◆ Stored data
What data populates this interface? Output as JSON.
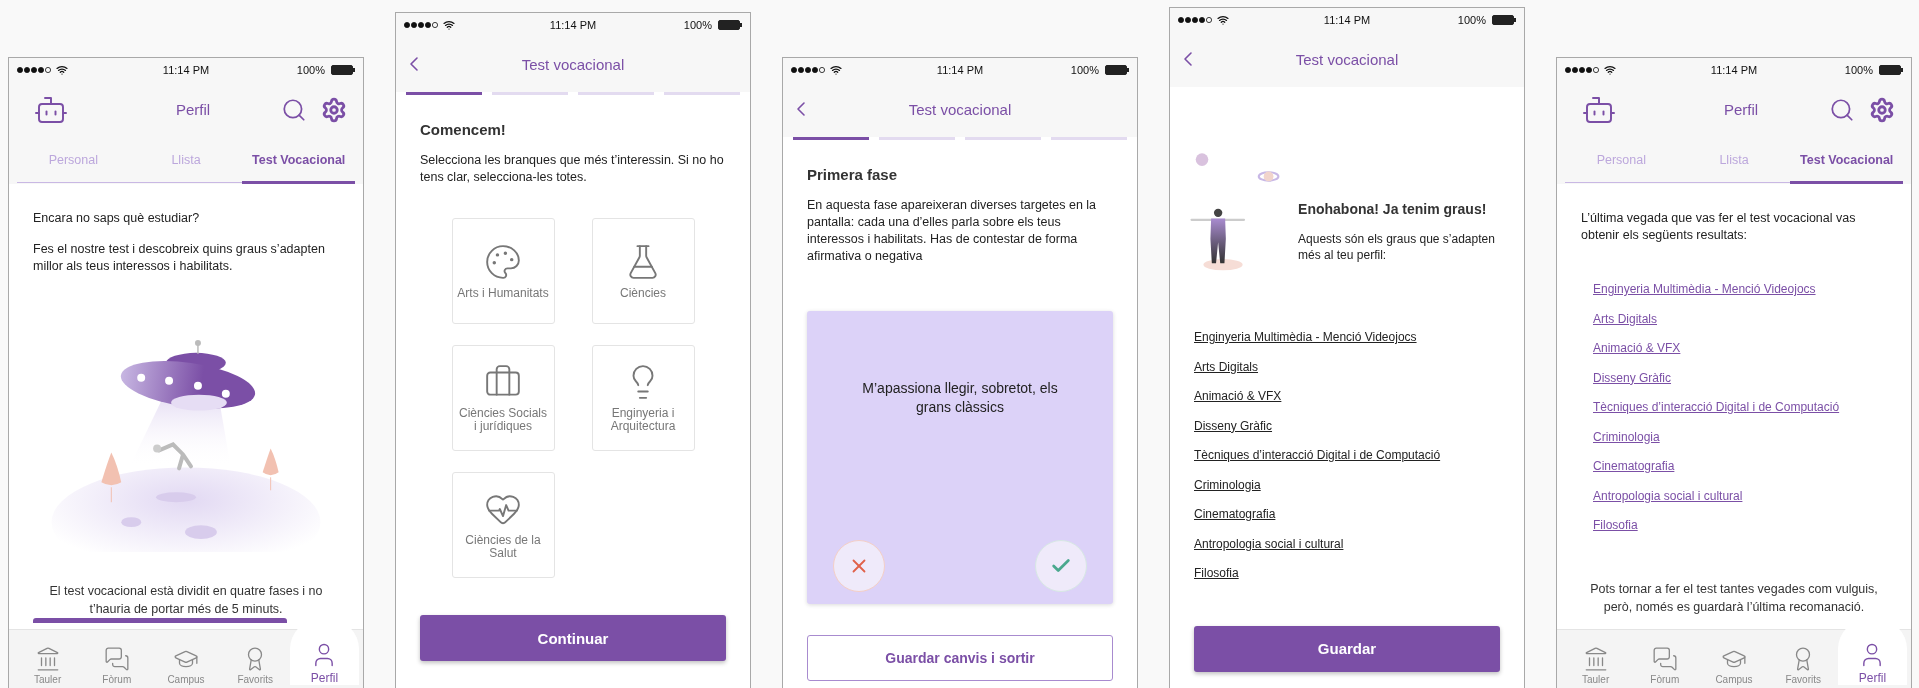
{
  "screens": [
    {
      "kind": "profile",
      "status_bar": {
        "time": "11:14 PM",
        "battery": "100%"
      },
      "header": {
        "title": "Perfil"
      },
      "tabs": [
        {
          "label": "Personal",
          "selected": false
        },
        {
          "label": "Llista",
          "selected": false
        },
        {
          "label": "Test Vocacional",
          "selected": true
        }
      ],
      "body": [
        {
          "kind": "paragraph",
          "text": "Encara no saps què estudiar?"
        },
        {
          "kind": "paragraph",
          "text": "Fes el nostre test i descobreix quins graus s’adapten millor als teus interessos i habilitats."
        },
        {
          "kind": "ufo_illustration"
        },
        {
          "kind": "note",
          "text": "El test vocacional està dividit en quatre fases i no t’hauria de portar més de 5 minuts."
        },
        {
          "kind": "button_edge"
        }
      ],
      "bottom_nav": [
        {
          "label": "Tauler",
          "selected": false
        },
        {
          "label": "Fòrum",
          "selected": false
        },
        {
          "label": "Campus",
          "selected": false
        },
        {
          "label": "Favorits",
          "selected": false
        },
        {
          "label": "Perfil",
          "selected": true
        }
      ]
    },
    {
      "kind": "test",
      "status_bar": {
        "time": "11:14 PM",
        "battery": "100%"
      },
      "header": {
        "title": "Test vocacional"
      },
      "steps": [
        {
          "selected": true
        },
        {
          "selected": false
        },
        {
          "selected": false
        },
        {
          "selected": false
        }
      ],
      "body": [
        {
          "kind": "heading",
          "text": "Comencem!"
        },
        {
          "kind": "paragraph",
          "text": "Selecciona les branques que més t’interessin. Si no ho tens clar, selecciona-les totes."
        },
        {
          "kind": "categories",
          "items": [
            "Arts i Humanitats",
            "Ciències",
            "Ciències Socials i jurídiques",
            "Enginyeria i Arquitectura",
            "Ciències de la Salut"
          ]
        },
        {
          "kind": "primary_button",
          "label": "Continuar"
        }
      ]
    },
    {
      "kind": "test",
      "status_bar": {
        "time": "11:14 PM",
        "battery": "100%"
      },
      "header": {
        "title": "Test vocacional"
      },
      "steps": [
        {
          "selected": true
        },
        {
          "selected": false
        },
        {
          "selected": false
        },
        {
          "selected": false
        }
      ],
      "body": [
        {
          "kind": "heading",
          "text": "Primera fase"
        },
        {
          "kind": "paragraph",
          "text": "En aquesta fase apareixeran diverses targetes en la pantalla: cada una d’elles parla sobre els teus interessos i habilitats. Has de contestar de forma afirmativa o negativa"
        },
        {
          "kind": "question_card",
          "text": "M’apassiona llegir, sobretot, els grans clàssics"
        },
        {
          "kind": "outline_button",
          "label": "Guardar canvis i sortir"
        }
      ]
    },
    {
      "kind": "test",
      "status_bar": {
        "time": "11:14 PM",
        "battery": "100%"
      },
      "header": {
        "title": "Test vocacional"
      },
      "body": [
        {
          "kind": "hero",
          "title": "Enohabona! Ja tenim graus!",
          "text": "Aquests són els graus que s’adapten més al teu perfil:"
        },
        {
          "kind": "links",
          "items": [
            "Enginyeria Multimèdia - Menció Videojocs",
            "Arts Digitals",
            "Animació & VFX",
            "Disseny Gràfic",
            "Tècniques d’interacció Digital i de Computació",
            "Criminologia",
            "Cinematografia",
            "Antropologia social i cultural",
            "Filosofia"
          ]
        },
        {
          "kind": "primary_button",
          "label": "Guardar"
        }
      ]
    },
    {
      "kind": "profile",
      "status_bar": {
        "time": "11:14 PM",
        "battery": "100%"
      },
      "header": {
        "title": "Perfil"
      },
      "tabs": [
        {
          "label": "Personal",
          "selected": false
        },
        {
          "label": "Llista",
          "selected": false
        },
        {
          "label": "Test Vocacional",
          "selected": true
        }
      ],
      "body": [
        {
          "kind": "paragraph",
          "text": "L’última vegada que vas fer el test vocacional vas obtenir els següents resultats:"
        },
        {
          "kind": "links",
          "items": [
            "Enginyeria Multimèdia - Menció Videojocs",
            "Arts Digitals",
            "Animació & VFX",
            "Disseny Gràfic",
            "Tècniques d’interacció Digital i de Computació",
            "Criminologia",
            "Cinematografia",
            "Antropologia social i cultural",
            "Filosofia"
          ]
        },
        {
          "kind": "note",
          "text": "Pots tornar a fer el test tantes vegades com vulguis, però, només es guardarà l’última recomanació."
        }
      ],
      "bottom_nav": [
        {
          "label": "Tauler",
          "selected": false
        },
        {
          "label": "Fòrum",
          "selected": false
        },
        {
          "label": "Campus",
          "selected": false
        },
        {
          "label": "Favorits",
          "selected": false
        },
        {
          "label": "Perfil",
          "selected": true
        }
      ]
    }
  ]
}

◆ Request
Search the preceding listing for "teus" and extract every line where it is found.

◆ Finished exercise
          "text": "Fes el nostre test i descobreix quins graus s’adapten millor als teus interessos i habilitats."
          "text": "En aquesta fase apareixeran diverses targetes en la pantalla: cada una d’elles parla sobre els teus interessos i habilitats. Has de contestar de forma afirmativa o negativa"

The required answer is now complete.